Given instruction: Check each line below for the word "JSON" and give the number of lines that have it, nothing more.

Input rows:
________

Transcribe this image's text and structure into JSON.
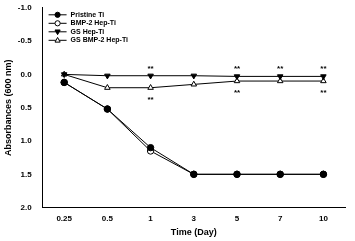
{
  "chart_data": {
    "type": "line",
    "x_label": "Time (Day)",
    "y_label": "Absorbances (600 nm)",
    "categories": [
      "0.25",
      "0.5",
      "1",
      "3",
      "5",
      "7",
      "10"
    ],
    "series": [
      {
        "name": "Pristine Ti",
        "color": "#000000",
        "marker": "circle",
        "values": [
          0.12,
          0.52,
          1.1,
          1.5,
          1.5,
          1.5,
          1.5
        ]
      },
      {
        "name": "BMP-2 Hep-Ti",
        "color": "#000000",
        "marker": "circle-open",
        "values": [
          0.12,
          0.52,
          1.15,
          1.5,
          1.5,
          1.5,
          1.5
        ]
      },
      {
        "name": "GS Hep-Ti",
        "color": "#000000",
        "marker": "triangle-down",
        "values": [
          0.0,
          0.02,
          0.02,
          0.02,
          0.03,
          0.03,
          0.03
        ]
      },
      {
        "name": "GS BMP-2 Hep-Ti",
        "color": "#000000",
        "marker": "triangle-open",
        "values": [
          0.0,
          0.2,
          0.2,
          0.15,
          0.1,
          0.1,
          0.1
        ]
      }
    ],
    "annotations": [
      {
        "text": "**",
        "x": "1",
        "y": -0.08
      },
      {
        "text": "**",
        "x": "1",
        "y": 0.38
      },
      {
        "text": "**",
        "x": "5",
        "y": -0.08
      },
      {
        "text": "**",
        "x": "5",
        "y": 0.28
      },
      {
        "text": "**",
        "x": "7",
        "y": -0.08
      },
      {
        "text": "**",
        "x": "10",
        "y": -0.08
      },
      {
        "text": "**",
        "x": "10",
        "y": 0.28
      }
    ],
    "ylim": [
      2.0,
      -1.0
    ],
    "yticks": [
      {
        "value": -1.0,
        "label": "-1.0"
      },
      {
        "value": -0.5,
        "label": "-0.5"
      },
      {
        "value": 0,
        "label": "0.0"
      },
      {
        "value": 0.5,
        "label": "0.5"
      },
      {
        "value": 1.0,
        "label": "1.0"
      },
      {
        "value": 1.5,
        "label": "1.5"
      },
      {
        "value": 2.0,
        "label": "2.0"
      }
    ],
    "grid": false,
    "legend": "top-left"
  }
}
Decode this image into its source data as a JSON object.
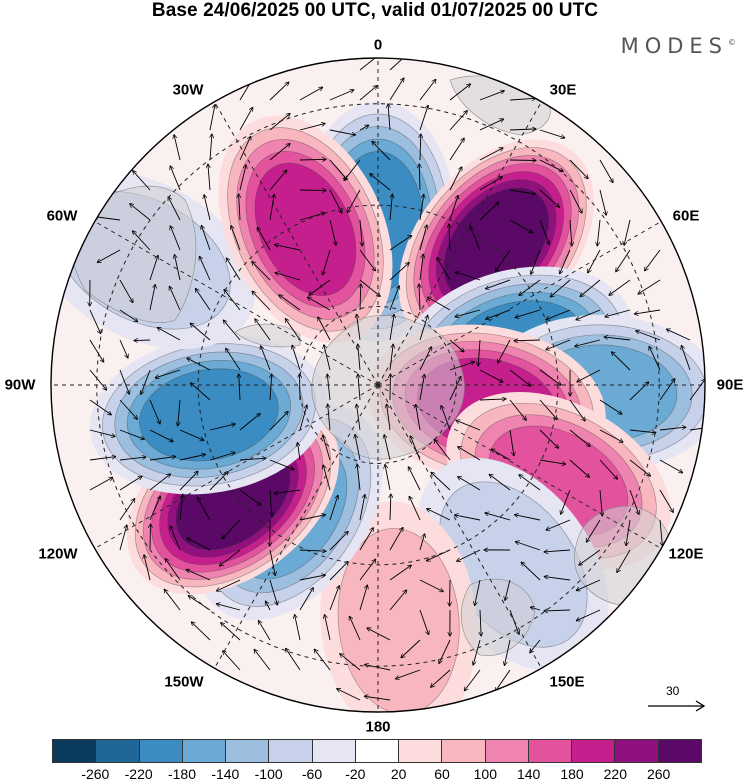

________

Worked answer: 2